→ What is needed
Count only the lines of the records that hold "structure", then give the number without any other words.

[Dataset records]

--------------------

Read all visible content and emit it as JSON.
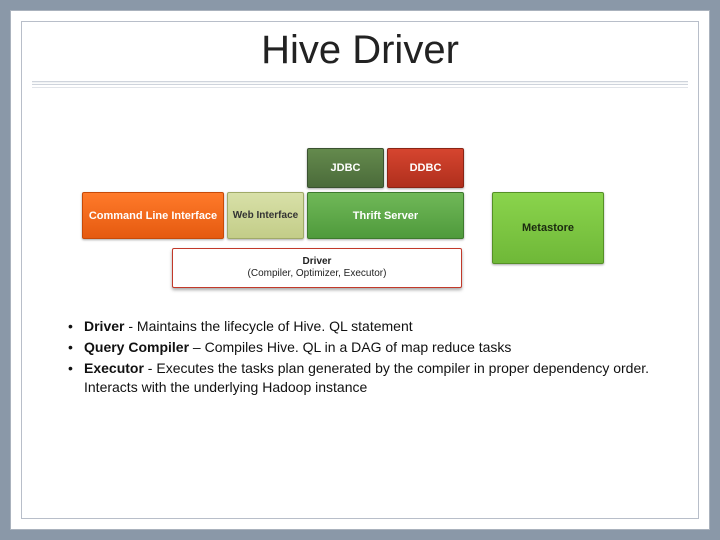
{
  "title": "Hive Driver",
  "diagram": {
    "cli": "Command Line Interface",
    "web": "Web Interface",
    "thrift": "Thrift Server",
    "jdbc": "JDBC",
    "ddbc": "DDBC",
    "metastore": "Metastore",
    "driver_title": "Driver",
    "driver_sub": "(Compiler, Optimizer, Executor)"
  },
  "bullets": [
    {
      "term": "Driver",
      "sep": " - ",
      "text": "Maintains the lifecycle of Hive. QL statement"
    },
    {
      "term": "Query Compiler",
      "sep": " – ",
      "text": "Compiles Hive. QL in a DAG of map reduce tasks"
    },
    {
      "term": "Executor",
      "sep": " -  ",
      "text": "Executes the tasks plan generated by the compiler in proper dependency order.  Interacts with the underlying Hadoop instance"
    }
  ]
}
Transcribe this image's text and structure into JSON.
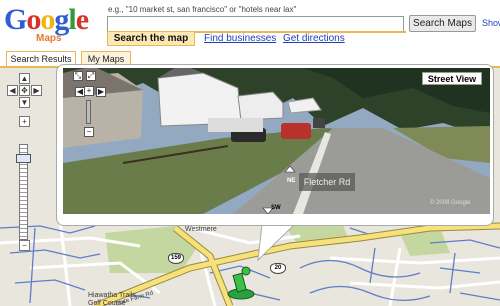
{
  "header": {
    "logo_letters": [
      "G",
      "o",
      "o",
      "g",
      "l",
      "e"
    ],
    "logo_colors": [
      "#2c5fd4",
      "#d6322a",
      "#f2b50f",
      "#2c5fd4",
      "#2f9a3e",
      "#d6322a"
    ],
    "logo_sub": "Maps",
    "search_hint": "e.g., \"10 market st, san francisco\" or \"hotels near lax\"",
    "search_value": "",
    "search_button": "Search Maps",
    "show_link": "Show",
    "tabs": {
      "active": "Search the map",
      "find_businesses": "Find businesses",
      "get_directions": "Get directions"
    }
  },
  "panel_tabs": [
    "Search Results",
    "My Maps"
  ],
  "street_view": {
    "label": "Street View",
    "street_name": "Fletcher Rd",
    "dir_ne": "NE",
    "dir_sw": "SW",
    "copyright": "© 2008 Google"
  },
  "map": {
    "labels": {
      "westmere": "Westmere",
      "golf": "Hiawatha Trails\nGolf Course",
      "state_farm": "State Farm Rd",
      "fletcher": "Fletcher Rd",
      "hwy_159": "159",
      "hwy_20": "20"
    }
  },
  "colors": {
    "accent": "#e7b854",
    "link": "#1a3fbf",
    "road_major": "#f7e17a",
    "road_minor": "#ffffff",
    "road_blue": "#5d7ec9",
    "park": "#c5d7a0"
  },
  "icons": [
    "pan-up-icon",
    "pan-left-icon",
    "pan-right-icon",
    "pan-down-icon",
    "zoom-in-icon",
    "zoom-out-icon",
    "pegman-icon"
  ]
}
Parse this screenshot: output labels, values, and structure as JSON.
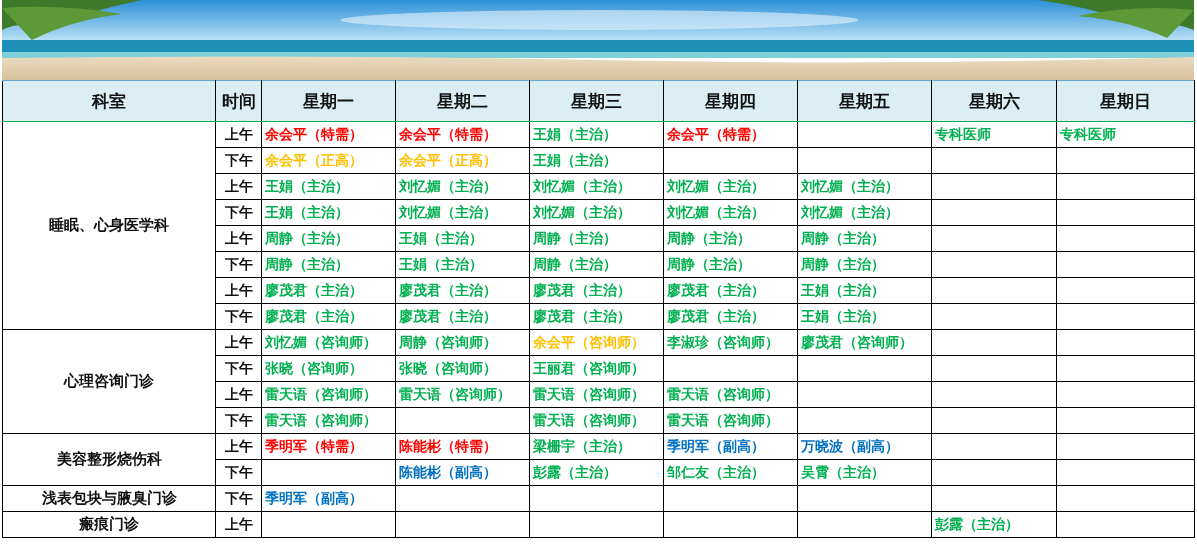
{
  "columns": [
    "科室",
    "时间",
    "星期一",
    "星期二",
    "星期三",
    "星期四",
    "星期五",
    "星期六",
    "星期日"
  ],
  "departments": [
    {
      "name": "睡眠、心身医学科",
      "slots": [
        {
          "time": "上午",
          "cells": [
            {
              "text": "余会平（特需）",
              "color": "#ff0000"
            },
            {
              "text": "余会平（特需）",
              "color": "#ff0000"
            },
            {
              "text": "王娟（主治）",
              "color": "#00b050"
            },
            {
              "text": "余会平（特需）",
              "color": "#ff0000"
            },
            null,
            {
              "text": "专科医师",
              "color": "#00b050"
            },
            {
              "text": "专科医师",
              "color": "#00b050"
            }
          ]
        },
        {
          "time": "下午",
          "cells": [
            {
              "text": "余会平（正高）",
              "color": "#ffc000"
            },
            {
              "text": "余会平（正高）",
              "color": "#ffc000"
            },
            {
              "text": "王娟（主治）",
              "color": "#00b050"
            },
            null,
            null,
            null,
            null
          ]
        },
        {
          "time": "上午",
          "cells": [
            {
              "text": "王娟（主治）",
              "color": "#00b050"
            },
            {
              "text": "刘忆媚（主治）",
              "color": "#00b050"
            },
            {
              "text": "刘忆媚（主治）",
              "color": "#00b050"
            },
            {
              "text": "刘忆媚（主治）",
              "color": "#00b050"
            },
            {
              "text": "刘忆媚（主治）",
              "color": "#00b050"
            },
            null,
            null
          ]
        },
        {
          "time": "下午",
          "cells": [
            {
              "text": "王娟（主治）",
              "color": "#00b050"
            },
            {
              "text": "刘忆媚（主治）",
              "color": "#00b050"
            },
            {
              "text": "刘忆媚（主治）",
              "color": "#00b050"
            },
            {
              "text": "刘忆媚（主治）",
              "color": "#00b050"
            },
            {
              "text": "刘忆媚（主治）",
              "color": "#00b050"
            },
            null,
            null
          ]
        },
        {
          "time": "上午",
          "cells": [
            {
              "text": "周静（主治）",
              "color": "#00b050"
            },
            {
              "text": "王娟（主治）",
              "color": "#00b050"
            },
            {
              "text": "周静（主治）",
              "color": "#00b050"
            },
            {
              "text": "周静（主治）",
              "color": "#00b050"
            },
            {
              "text": "周静（主治）",
              "color": "#00b050"
            },
            null,
            null
          ]
        },
        {
          "time": "下午",
          "cells": [
            {
              "text": "周静（主治）",
              "color": "#00b050"
            },
            {
              "text": "王娟（主治）",
              "color": "#00b050"
            },
            {
              "text": "周静（主治）",
              "color": "#00b050"
            },
            {
              "text": "周静（主治）",
              "color": "#00b050"
            },
            {
              "text": "周静（主治）",
              "color": "#00b050"
            },
            null,
            null
          ]
        },
        {
          "time": "上午",
          "cells": [
            {
              "text": "廖茂君（主治）",
              "color": "#00b050"
            },
            {
              "text": "廖茂君（主治）",
              "color": "#00b050"
            },
            {
              "text": "廖茂君（主治）",
              "color": "#00b050"
            },
            {
              "text": "廖茂君（主治）",
              "color": "#00b050"
            },
            {
              "text": "王娟（主治）",
              "color": "#00b050"
            },
            null,
            null
          ]
        },
        {
          "time": "下午",
          "cells": [
            {
              "text": "廖茂君（主治）",
              "color": "#00b050"
            },
            {
              "text": "廖茂君（主治）",
              "color": "#00b050"
            },
            {
              "text": "廖茂君（主治）",
              "color": "#00b050"
            },
            {
              "text": "廖茂君（主治）",
              "color": "#00b050"
            },
            {
              "text": "王娟（主治）",
              "color": "#00b050"
            },
            null,
            null
          ]
        }
      ]
    },
    {
      "name": "心理咨询门诊",
      "slots": [
        {
          "time": "上午",
          "cells": [
            {
              "text": "刘忆媚（咨询师）",
              "color": "#00b050"
            },
            {
              "text": "周静（咨询师）",
              "color": "#00b050"
            },
            {
              "text": "余会平（咨询师）",
              "color": "#ffc000"
            },
            {
              "text": "李淑珍（咨询师）",
              "color": "#00b050"
            },
            {
              "text": "廖茂君（咨询师）",
              "color": "#00b050"
            },
            null,
            null
          ]
        },
        {
          "time": "下午",
          "cells": [
            {
              "text": "张晓（咨询师）",
              "color": "#00b050"
            },
            {
              "text": "张晓（咨询师）",
              "color": "#00b050"
            },
            {
              "text": "王丽君（咨询师）",
              "color": "#00b050"
            },
            null,
            null,
            null,
            null
          ]
        },
        {
          "time": "上午",
          "cells": [
            {
              "text": "雷天语（咨询师）",
              "color": "#00b050"
            },
            {
              "text": "雷天语（咨询师）",
              "color": "#00b050"
            },
            {
              "text": "雷天语（咨询师）",
              "color": "#00b050"
            },
            {
              "text": "雷天语（咨询师）",
              "color": "#00b050"
            },
            null,
            null,
            null
          ]
        },
        {
          "time": "下午",
          "cells": [
            {
              "text": "雷天语（咨询师）",
              "color": "#00b050"
            },
            null,
            {
              "text": "雷天语（咨询师）",
              "color": "#00b050"
            },
            {
              "text": "雷天语（咨询师）",
              "color": "#00b050"
            },
            null,
            null,
            null
          ]
        }
      ]
    },
    {
      "name": "美容整形烧伤科",
      "slots": [
        {
          "time": "上午",
          "cells": [
            {
              "text": "季明军（特需）",
              "color": "#ff0000"
            },
            {
              "text": "陈能彬（特需）",
              "color": "#ff0000"
            },
            {
              "text": "梁栅宇（主治）",
              "color": "#00b050"
            },
            {
              "text": "季明军（副高）",
              "color": "#0070c0"
            },
            {
              "text": "万晓波（副高）",
              "color": "#0070c0"
            },
            null,
            null
          ]
        },
        {
          "time": "下午",
          "cells": [
            null,
            {
              "text": "陈能彬（副高）",
              "color": "#0070c0"
            },
            {
              "text": "彭露（主治）",
              "color": "#00b050"
            },
            {
              "text": "邹仁友（主治）",
              "color": "#00b050"
            },
            {
              "text": "吴霄（主治）",
              "color": "#00b050"
            },
            null,
            null
          ]
        }
      ]
    },
    {
      "name": "浅表包块与腋臭门诊",
      "slots": [
        {
          "time": "下午",
          "cells": [
            {
              "text": "季明军（副高）",
              "color": "#0070c0"
            },
            null,
            null,
            null,
            null,
            null,
            null
          ]
        }
      ]
    },
    {
      "name": "瘢痕门诊",
      "slots": [
        {
          "time": "上午",
          "cells": [
            null,
            null,
            null,
            null,
            null,
            {
              "text": "彭露（主治）",
              "color": "#00b050"
            },
            null
          ]
        }
      ]
    }
  ]
}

--------------------

→ Correct result
2